• _ESERCIZIO BREVE A_
Nella lettera a Walter Veltroni, dove collocavano gli antichi maestri il senso del pensiero filosofico?

• _BRANO ESTRATTO_
---

Caro Walter di’ qualcosa sull’Iran

di ANTONIO SCURATI (la Stampa.it)

Caro Walter Veltroni,

gli antichi maestri insegnavano che il senso del pensiero filosofico è nelle domande prima ancora che nelle risposte. Vale anche per il pensiero politico. I nostri progetti di vita individuale, al pari dei progetti politici di vita collettiva, sono figli dei nostri dilemmi. Per questo motivo, in filosofia come nella vita come in politica, è tanto importante porsi i giusti interrogativi.

Quando si sfogliano i quotidiani, passando dalla politica estera alla politica interna, troppo spesso si ha la sgradevole sensazione di passare dal serio al faceto. Pare che tutto ciò che accade sulla scena internazionale sia degno, tragico e grave mentre ciò che accade nel cortile di casa nostra inclini, per sua natura, alla commedia. Ovviamente le cose non stanno così e i media hanno una buona dose di responsabilità nel dipingerle a questo modo. Inoltre, anche la commedia sa essere una forma d’intelligenza delle cose. Ma da quando la parola «guerra» è stata nuovamente pronunciata sulla scena del mondo, quella sensazione di sgradevolezza si va facendo sempre più acuta.

---

• _DATI IN ESAME_
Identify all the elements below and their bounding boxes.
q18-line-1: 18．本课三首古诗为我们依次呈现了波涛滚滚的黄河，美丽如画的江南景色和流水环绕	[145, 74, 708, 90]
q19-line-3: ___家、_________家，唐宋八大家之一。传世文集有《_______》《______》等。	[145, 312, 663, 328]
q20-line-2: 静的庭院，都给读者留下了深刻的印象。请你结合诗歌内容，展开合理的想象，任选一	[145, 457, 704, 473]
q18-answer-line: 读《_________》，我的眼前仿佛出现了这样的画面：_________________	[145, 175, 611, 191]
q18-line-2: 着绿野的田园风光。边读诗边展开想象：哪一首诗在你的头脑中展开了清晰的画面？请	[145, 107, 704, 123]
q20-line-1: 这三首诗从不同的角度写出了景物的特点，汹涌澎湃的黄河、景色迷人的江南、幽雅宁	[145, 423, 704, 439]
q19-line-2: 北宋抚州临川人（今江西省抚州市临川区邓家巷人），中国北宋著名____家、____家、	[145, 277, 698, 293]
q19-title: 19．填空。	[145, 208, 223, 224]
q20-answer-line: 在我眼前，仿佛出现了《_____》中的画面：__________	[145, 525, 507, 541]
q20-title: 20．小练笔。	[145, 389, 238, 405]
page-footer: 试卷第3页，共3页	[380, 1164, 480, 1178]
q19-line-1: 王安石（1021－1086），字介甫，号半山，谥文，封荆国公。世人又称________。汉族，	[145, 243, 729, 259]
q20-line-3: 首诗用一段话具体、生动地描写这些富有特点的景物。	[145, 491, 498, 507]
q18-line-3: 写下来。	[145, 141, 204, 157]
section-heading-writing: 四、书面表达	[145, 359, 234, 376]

---

• _ESERCIZIO BREVE B_
Inserisci in una lista JSON di stringhe le righe dei record, una stringa per riga e senza righe vuote, partendo dall'inizio dei record e arrivando fino alla riga che contiene "312, 663, 328]" compresa.

• _RISULTATO A_
Nelle domande, prima ancora che nelle risposte.

• _RISULTATO B_
[
  "Identify all the elements below and their bounding boxes.",
  "q18-line-1: 18．本课三首古诗为我们依次呈现了波涛滚滚的黄河，美丽如画的江南景色和流水环绕\t[145, 74, 708, 90]",
  "q19-line-3: ___家、_________家，唐宋八大家之一。传世文集有《_______》《______》等。\t[145, 312, 663, 328]"
]